* _What is required_: Where a line contains the string "icon", copy that line.

* _Data to use_:
* * *

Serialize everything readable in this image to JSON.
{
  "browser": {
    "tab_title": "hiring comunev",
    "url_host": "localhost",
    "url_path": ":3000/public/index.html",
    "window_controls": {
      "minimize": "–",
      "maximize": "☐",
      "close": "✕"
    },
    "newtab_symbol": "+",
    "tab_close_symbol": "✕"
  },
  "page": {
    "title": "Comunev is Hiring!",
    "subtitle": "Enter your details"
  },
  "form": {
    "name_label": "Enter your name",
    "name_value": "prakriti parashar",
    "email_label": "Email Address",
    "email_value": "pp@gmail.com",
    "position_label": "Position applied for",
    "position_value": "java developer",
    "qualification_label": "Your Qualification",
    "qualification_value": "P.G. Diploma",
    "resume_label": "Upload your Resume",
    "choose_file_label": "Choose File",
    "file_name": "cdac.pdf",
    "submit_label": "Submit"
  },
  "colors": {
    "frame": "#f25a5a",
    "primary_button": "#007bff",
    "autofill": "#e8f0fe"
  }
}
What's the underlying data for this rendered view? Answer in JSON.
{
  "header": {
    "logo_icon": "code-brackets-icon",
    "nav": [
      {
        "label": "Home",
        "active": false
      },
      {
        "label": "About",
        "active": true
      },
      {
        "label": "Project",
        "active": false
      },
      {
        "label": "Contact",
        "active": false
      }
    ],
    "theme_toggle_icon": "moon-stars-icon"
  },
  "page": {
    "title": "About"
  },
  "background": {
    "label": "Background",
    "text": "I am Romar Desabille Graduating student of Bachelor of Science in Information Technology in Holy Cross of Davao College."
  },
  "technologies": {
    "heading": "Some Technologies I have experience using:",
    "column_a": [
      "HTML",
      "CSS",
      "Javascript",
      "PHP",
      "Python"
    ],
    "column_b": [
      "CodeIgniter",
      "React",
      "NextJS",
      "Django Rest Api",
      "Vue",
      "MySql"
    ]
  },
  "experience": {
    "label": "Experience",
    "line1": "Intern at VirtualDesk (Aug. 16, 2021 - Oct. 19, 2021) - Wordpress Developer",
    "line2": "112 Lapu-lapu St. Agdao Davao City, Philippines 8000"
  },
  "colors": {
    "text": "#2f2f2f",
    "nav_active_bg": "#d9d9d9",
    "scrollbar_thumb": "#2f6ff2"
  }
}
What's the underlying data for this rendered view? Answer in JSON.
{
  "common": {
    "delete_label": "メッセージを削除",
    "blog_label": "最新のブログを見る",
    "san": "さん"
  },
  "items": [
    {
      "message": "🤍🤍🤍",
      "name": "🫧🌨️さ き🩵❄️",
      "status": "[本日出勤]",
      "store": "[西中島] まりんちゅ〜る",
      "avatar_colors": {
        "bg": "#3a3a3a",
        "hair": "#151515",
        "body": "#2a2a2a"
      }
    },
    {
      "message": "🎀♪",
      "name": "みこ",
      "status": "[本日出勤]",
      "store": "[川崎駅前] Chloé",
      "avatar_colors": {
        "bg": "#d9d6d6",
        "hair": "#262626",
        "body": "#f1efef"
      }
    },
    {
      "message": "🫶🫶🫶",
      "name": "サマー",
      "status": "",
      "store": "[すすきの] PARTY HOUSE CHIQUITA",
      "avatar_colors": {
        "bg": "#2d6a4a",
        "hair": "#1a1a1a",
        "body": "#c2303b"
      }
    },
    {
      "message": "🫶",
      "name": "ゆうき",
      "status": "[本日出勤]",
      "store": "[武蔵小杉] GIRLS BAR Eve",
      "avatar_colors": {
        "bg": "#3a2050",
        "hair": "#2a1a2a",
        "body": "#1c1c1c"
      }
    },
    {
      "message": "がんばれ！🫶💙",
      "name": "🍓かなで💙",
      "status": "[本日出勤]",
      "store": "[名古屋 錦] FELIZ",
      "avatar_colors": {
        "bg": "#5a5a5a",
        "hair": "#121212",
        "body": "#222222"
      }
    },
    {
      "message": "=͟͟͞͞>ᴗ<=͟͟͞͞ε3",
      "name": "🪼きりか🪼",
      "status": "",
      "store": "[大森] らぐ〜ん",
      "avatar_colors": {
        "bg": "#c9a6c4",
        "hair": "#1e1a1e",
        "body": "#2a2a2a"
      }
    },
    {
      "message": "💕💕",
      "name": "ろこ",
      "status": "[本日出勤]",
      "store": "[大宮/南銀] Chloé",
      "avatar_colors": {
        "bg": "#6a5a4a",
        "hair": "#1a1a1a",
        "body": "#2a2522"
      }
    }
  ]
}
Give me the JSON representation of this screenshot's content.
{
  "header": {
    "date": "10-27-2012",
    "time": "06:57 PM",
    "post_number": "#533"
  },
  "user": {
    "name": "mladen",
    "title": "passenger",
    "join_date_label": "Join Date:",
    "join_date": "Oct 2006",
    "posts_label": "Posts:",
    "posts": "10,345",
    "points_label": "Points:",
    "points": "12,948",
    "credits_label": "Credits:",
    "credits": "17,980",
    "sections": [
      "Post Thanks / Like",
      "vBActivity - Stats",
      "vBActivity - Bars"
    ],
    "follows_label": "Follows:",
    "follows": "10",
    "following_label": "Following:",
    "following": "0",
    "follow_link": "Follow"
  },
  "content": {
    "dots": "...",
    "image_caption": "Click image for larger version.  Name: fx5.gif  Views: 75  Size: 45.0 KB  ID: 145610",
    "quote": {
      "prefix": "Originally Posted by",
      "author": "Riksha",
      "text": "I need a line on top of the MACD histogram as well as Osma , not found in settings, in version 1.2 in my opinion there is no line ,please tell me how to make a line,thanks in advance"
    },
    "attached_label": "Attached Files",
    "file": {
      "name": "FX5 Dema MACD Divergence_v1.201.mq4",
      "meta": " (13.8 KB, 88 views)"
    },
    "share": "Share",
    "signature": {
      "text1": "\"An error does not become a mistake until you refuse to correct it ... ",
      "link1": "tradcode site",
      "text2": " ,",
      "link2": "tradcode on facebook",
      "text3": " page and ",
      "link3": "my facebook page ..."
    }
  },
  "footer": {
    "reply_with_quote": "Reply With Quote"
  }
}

* * *

* _The reply_:
    "logo_icon": "code-brackets-icon",
    "theme_toggle_icon": "moon-stars-icon"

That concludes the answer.